(Saved data entries)
[START]

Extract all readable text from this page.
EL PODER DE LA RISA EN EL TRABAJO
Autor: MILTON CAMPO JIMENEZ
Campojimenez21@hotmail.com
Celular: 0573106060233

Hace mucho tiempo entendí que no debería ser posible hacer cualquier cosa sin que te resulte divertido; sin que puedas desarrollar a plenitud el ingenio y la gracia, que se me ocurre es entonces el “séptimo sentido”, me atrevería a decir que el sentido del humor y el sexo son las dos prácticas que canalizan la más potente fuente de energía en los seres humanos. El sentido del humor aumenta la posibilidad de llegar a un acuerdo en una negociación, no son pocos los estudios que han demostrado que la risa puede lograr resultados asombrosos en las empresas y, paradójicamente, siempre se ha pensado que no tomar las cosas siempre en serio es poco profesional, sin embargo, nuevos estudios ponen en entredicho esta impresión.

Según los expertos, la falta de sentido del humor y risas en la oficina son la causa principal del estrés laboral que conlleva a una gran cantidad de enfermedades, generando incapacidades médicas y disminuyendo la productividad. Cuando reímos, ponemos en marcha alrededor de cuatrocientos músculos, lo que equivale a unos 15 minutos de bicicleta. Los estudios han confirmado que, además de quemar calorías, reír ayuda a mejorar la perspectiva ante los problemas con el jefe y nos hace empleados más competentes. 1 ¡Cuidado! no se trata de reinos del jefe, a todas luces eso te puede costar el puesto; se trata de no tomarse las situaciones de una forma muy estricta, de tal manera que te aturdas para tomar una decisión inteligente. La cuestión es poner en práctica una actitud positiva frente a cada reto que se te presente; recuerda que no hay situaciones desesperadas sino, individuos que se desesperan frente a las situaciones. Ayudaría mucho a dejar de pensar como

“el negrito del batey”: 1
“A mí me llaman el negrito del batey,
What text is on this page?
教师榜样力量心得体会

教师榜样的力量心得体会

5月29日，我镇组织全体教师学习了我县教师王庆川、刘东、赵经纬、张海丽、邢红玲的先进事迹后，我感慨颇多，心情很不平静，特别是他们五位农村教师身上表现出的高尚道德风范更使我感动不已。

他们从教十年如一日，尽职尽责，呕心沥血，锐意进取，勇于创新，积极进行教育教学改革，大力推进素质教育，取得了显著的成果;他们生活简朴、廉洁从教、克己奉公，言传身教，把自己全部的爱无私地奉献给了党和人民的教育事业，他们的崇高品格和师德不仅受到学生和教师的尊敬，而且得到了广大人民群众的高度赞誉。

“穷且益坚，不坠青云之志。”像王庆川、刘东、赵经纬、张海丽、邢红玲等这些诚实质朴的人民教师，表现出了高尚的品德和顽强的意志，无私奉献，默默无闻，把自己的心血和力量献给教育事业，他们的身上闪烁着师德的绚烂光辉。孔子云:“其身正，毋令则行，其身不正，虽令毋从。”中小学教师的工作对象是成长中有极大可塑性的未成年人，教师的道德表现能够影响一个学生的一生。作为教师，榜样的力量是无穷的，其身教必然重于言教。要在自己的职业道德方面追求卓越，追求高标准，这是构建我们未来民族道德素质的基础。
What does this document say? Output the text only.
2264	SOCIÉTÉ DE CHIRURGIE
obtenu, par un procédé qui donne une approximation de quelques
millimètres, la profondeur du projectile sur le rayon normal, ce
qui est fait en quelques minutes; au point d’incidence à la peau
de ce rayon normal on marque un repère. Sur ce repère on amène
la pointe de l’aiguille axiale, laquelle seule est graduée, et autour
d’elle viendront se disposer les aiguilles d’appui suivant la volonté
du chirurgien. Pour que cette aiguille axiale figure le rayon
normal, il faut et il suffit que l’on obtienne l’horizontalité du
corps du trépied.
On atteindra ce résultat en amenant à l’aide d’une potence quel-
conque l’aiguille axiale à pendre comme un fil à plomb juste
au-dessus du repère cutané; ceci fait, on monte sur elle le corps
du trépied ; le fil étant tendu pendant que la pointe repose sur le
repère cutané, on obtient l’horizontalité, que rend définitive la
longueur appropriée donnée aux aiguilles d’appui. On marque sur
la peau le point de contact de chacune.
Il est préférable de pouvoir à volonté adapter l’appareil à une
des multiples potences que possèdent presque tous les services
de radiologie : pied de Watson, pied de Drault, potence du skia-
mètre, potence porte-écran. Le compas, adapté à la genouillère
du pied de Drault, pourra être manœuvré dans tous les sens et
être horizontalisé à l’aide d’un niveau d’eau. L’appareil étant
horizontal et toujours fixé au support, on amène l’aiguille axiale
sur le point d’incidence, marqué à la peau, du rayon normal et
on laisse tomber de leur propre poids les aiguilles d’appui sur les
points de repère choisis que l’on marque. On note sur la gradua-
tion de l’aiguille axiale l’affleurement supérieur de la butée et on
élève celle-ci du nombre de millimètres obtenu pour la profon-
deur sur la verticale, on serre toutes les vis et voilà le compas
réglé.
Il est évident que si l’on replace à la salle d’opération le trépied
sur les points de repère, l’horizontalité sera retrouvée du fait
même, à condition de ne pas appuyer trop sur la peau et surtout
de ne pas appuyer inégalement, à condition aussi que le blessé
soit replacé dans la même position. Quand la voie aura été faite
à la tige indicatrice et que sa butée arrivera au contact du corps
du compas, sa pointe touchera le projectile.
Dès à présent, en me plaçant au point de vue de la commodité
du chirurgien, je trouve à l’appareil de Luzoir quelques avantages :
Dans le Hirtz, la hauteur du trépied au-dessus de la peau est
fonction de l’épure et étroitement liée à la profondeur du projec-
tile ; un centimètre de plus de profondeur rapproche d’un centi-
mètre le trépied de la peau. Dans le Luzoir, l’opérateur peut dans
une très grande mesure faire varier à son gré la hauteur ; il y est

[END]

• TO BE DONE
Copy out all the entries shown above, character for character.

• FULL ANSWER
Extract all readable text from this page.
EL PODER DE LA RISA EN EL TRABAJO
Autor: MILTON CAMPO JIMENEZ
Campojimenez21@hotmail.com
Celular: 0573106060233

Hace mucho tiempo entendí que no debería ser posible hacer cualquier cosa sin que te resulte divertido; sin que puedas desarrollar a plenitud el ingenio y la gracia, que se me ocurre es entonces el “séptimo sentido”, me atrevería a decir que el sentido del humor y el sexo son las dos prácticas que canalizan la más potente fuente de energía en los seres humanos. El sentido del humor aumenta la posibilidad de llegar a un acuerdo en una negociación, no son pocos los estudios que han demostrado que la risa puede lograr resultados asombrosos en las empresas y, paradójicamente, siempre se ha pensado que no tomar las cosas siempre en serio es poco profesional, sin embargo, nuevos estudios ponen en entredicho esta impresión.

Según los expertos, la falta de sentido del humor y risas en la oficina son la causa principal del estrés laboral que conlleva a una gran cantidad de enfermedades, generando incapacidades médicas y disminuyendo la productividad. Cuando reímos, ponemos en marcha alrededor de cuatrocientos músculos, lo que equivale a unos 15 minutos de bicicleta. Los estudios han confirmado que, además de quemar calorías, reír ayuda a mejorar la perspectiva ante los problemas con el jefe y nos hace empleados más competentes. 1 ¡Cuidado! no se trata de reinos del jefe, a todas luces eso te puede costar el puesto; se trata de no tomarse las situaciones de una forma muy estricta, de tal manera que te aturdas para tomar una decisión inteligente. La cuestión es poner en práctica una actitud positiva frente a cada reto que se te presente; recuerda que no hay situaciones desesperadas sino, individuos que se desesperan frente a las situaciones. Ayudaría mucho a dejar de pensar como

“el negrito del batey”: 1
“A mí me llaman el negrito del batey,
What text is on this page?
教师榜样力量心得体会

教师榜样的力量心得体会

5月29日，我镇组织全体教师学习了我县教师王庆川、刘东、赵经纬、张海丽、邢红玲的先进事迹后，我感慨颇多，心情很不平静，特别是他们五位农村教师身上表现出的高尚道德风范更使我感动不已。

他们从教十年如一日，尽职尽责，呕心沥血，锐意进取，勇于创新，积极进行教育教学改革，大力推进素质教育，取得了显著的成果;他们生活简朴、廉洁从教、克己奉公，言传身教，把自己全部的爱无私地奉献给了党和人民的教育事业，他们的崇高品格和师德不仅受到学生和教师的尊敬，而且得到了广大人民群众的高度赞誉。

“穷且益坚，不坠青云之志。”像王庆川、刘东、赵经纬、张海丽、邢红玲等这些诚实质朴的人民教师，表现出了高尚的品德和顽强的意志，无私奉献，默默无闻，把自己的心血和力量献给教育事业，他们的身上闪烁着师德的绚烂光辉。孔子云:“其身正，毋令则行，其身不正，虽令毋从。”中小学教师的工作对象是成长中有极大可塑性的未成年人，教师的道德表现能够影响一个学生的一生。作为教师，榜样的力量是无穷的，其身教必然重于言教。要在自己的职业道德方面追求卓越，追求高标准，这是构建我们未来民族道德素质的基础。
What does this document say? Output the text only.
2264	SOCIÉTÉ DE CHIRURGIE
obtenu, par un procédé qui donne une approximation de quelques
millimètres, la profondeur du projectile sur le rayon normal, ce
qui est fait en quelques minutes; au point d’incidence à la peau
de ce rayon normal on marque un repère. Sur ce repère on amène
la pointe de l’aiguille axiale, laquelle seule est graduée, et autour
d’elle viendront se disposer les aiguilles d’appui suivant la volonté
du chirurgien. Pour que cette aiguille axiale figure le rayon
normal, il faut et il suffit que l’on obtienne l’horizontalité du
corps du trépied.
On atteindra ce résultat en amenant à l’aide d’une potence quel-
conque l’aiguille axiale à pendre comme un fil à plomb juste
au-dessus du repère cutané; ceci fait, on monte sur elle le corps
du trépied ; le fil étant tendu pendant que la pointe repose sur le
repère cutané, on obtient l’horizontalité, que rend définitive la
longueur appropriée donnée aux aiguilles d’appui. On marque sur
la peau le point de contact de chacune.
Il est préférable de pouvoir à volonté adapter l’appareil à une
des multiples potences que possèdent presque tous les services
de radiologie : pied de Watson, pied de Drault, potence du skia-
mètre, potence porte-écran. Le compas, adapté à la genouillère
du pied de Drault, pourra être manœuvré dans tous les sens et
être horizontalisé à l’aide d’un niveau d’eau. L’appareil étant
horizontal et toujours fixé au support, on amène l’aiguille axiale
sur le point d’incidence, marqué à la peau, du rayon normal et
on laisse tomber de leur propre poids les aiguilles d’appui sur les
points de repère choisis que l’on marque. On note sur la gradua-
tion de l’aiguille axiale l’affleurement supérieur de la butée et on
élève celle-ci du nombre de millimètres obtenu pour la profon-
deur sur la verticale, on serre toutes les vis et voilà le compas
réglé.
Il est évident que si l’on replace à la salle d’opération le trépied
sur les points de repère, l’horizontalité sera retrouvée du fait
même, à condition de ne pas appuyer trop sur la peau et surtout
de ne pas appuyer inégalement, à condition aussi que le blessé
soit replacé dans la même position. Quand la voie aura été faite
à la tige indicatrice et que sa butée arrivera au contact du corps
du compas, sa pointe touchera le projectile.
Dès à présent, en me plaçant au point de vue de la commodité
du chirurgien, je trouve à l’appareil de Luzoir quelques avantages :
Dans le Hirtz, la hauteur du trépied au-dessus de la peau est
fonction de l’épure et étroitement liée à la profondeur du projec-
tile ; un centimètre de plus de profondeur rapproche d’un centi-
mètre le trépied de la peau. Dans le Luzoir, l’opérateur peut dans
une très grande mesure faire varier à son gré la hauteur ; il y est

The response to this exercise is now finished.